**EXTRACTED MATERIAL:**
+---+

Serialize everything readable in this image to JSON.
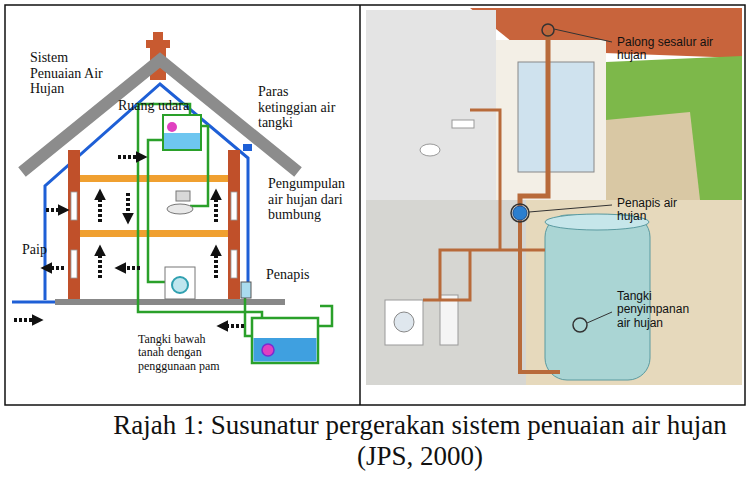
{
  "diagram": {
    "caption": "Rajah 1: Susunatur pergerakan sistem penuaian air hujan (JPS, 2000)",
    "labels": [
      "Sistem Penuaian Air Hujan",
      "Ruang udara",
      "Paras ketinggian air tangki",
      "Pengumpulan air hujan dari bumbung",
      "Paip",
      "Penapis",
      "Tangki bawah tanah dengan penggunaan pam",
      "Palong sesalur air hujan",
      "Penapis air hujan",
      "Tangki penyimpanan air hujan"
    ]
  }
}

+---+

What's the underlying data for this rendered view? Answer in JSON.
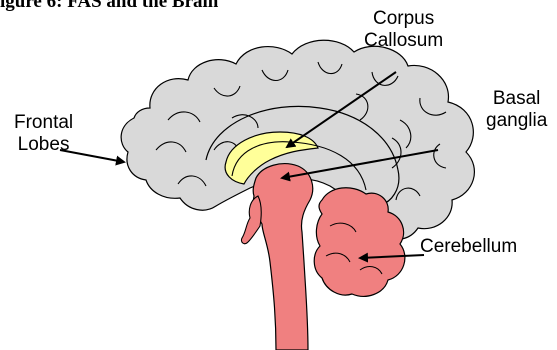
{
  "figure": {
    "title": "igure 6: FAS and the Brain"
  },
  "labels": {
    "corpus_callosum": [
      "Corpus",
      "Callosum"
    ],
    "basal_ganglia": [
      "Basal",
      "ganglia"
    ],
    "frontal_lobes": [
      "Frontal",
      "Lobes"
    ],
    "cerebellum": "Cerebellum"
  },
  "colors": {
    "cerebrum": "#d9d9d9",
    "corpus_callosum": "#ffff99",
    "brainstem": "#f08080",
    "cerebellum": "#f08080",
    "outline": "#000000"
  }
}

+---+

**EXERCISE:** Copy all the lines above that hold the string "this".

**SOLUTION TO THE PROBLEM:**
Serialize everything readable in this image to JSON.
What's the underlying data for this rendered view? Answer in JSON.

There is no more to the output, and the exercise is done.